◆ **WHAT THE TASK REQUIRES**
Print out every record exactly as it appears.

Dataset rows
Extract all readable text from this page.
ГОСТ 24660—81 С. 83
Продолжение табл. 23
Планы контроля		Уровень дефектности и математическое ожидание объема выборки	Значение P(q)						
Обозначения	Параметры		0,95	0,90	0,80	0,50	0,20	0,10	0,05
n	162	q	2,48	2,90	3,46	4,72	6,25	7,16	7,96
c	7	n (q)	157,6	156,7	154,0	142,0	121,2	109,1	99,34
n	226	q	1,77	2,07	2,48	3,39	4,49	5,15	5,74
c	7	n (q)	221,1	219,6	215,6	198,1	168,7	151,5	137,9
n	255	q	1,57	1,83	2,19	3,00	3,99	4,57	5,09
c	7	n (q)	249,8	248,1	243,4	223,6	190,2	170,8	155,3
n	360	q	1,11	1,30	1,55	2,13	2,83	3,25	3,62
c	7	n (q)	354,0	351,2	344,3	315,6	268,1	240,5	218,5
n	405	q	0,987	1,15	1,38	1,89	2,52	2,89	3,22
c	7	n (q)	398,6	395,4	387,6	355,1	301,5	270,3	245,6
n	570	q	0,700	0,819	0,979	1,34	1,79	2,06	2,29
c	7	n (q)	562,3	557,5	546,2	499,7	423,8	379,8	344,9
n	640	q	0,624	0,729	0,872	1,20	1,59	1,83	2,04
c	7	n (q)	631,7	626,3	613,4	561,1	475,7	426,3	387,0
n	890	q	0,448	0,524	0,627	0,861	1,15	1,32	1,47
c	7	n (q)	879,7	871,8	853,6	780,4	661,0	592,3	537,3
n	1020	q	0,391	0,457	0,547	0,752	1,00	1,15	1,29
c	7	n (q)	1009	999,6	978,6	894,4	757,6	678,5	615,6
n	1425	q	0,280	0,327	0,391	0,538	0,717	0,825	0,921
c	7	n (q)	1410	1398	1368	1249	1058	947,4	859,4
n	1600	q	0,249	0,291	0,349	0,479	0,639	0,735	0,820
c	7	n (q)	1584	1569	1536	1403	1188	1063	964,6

◆ **REPLY TO THE TASK**
Extract all readable text from this page.
ГОСТ 24660—81 С. 83
Продолжение табл. 23
Планы контроля		Уровень дефектности и математическое ожидание объема выборки	Значение P(q)						
Обозначения	Параметры		0,95	0,90	0,80	0,50	0,20	0,10	0,05
n	162	q	2,48	2,90	3,46	4,72	6,25	7,16	7,96
c	7	n (q)	157,6	156,7	154,0	142,0	121,2	109,1	99,34
n	226	q	1,77	2,07	2,48	3,39	4,49	5,15	5,74
c	7	n (q)	221,1	219,6	215,6	198,1	168,7	151,5	137,9
n	255	q	1,57	1,83	2,19	3,00	3,99	4,57	5,09
c	7	n (q)	249,8	248,1	243,4	223,6	190,2	170,8	155,3
n	360	q	1,11	1,30	1,55	2,13	2,83	3,25	3,62
c	7	n (q)	354,0	351,2	344,3	315,6	268,1	240,5	218,5
n	405	q	0,987	1,15	1,38	1,89	2,52	2,89	3,22
c	7	n (q)	398,6	395,4	387,6	355,1	301,5	270,3	245,6
n	570	q	0,700	0,819	0,979	1,34	1,79	2,06	2,29
c	7	n (q)	562,3	557,5	546,2	499,7	423,8	379,8	344,9
n	640	q	0,624	0,729	0,872	1,20	1,59	1,83	2,04
c	7	n (q)	631,7	626,3	613,4	561,1	475,7	426,3	387,0
n	890	q	0,448	0,524	0,627	0,861	1,15	1,32	1,47
c	7	n (q)	879,7	871,8	853,6	780,4	661,0	592,3	537,3
n	1020	q	0,391	0,457	0,547	0,752	1,00	1,15	1,29
c	7	n (q)	1009	999,6	978,6	894,4	757,6	678,5	615,6
n	1425	q	0,280	0,327	0,391	0,538	0,717	0,825	0,921
c	7	n (q)	1410	1398	1368	1249	1058	947,4	859,4
n	1600	q	0,249	0,291	0,349	0,479	0,639	0,735	0,820
c	7	n (q)	1584	1569	1536	1403	1188	1063	964,6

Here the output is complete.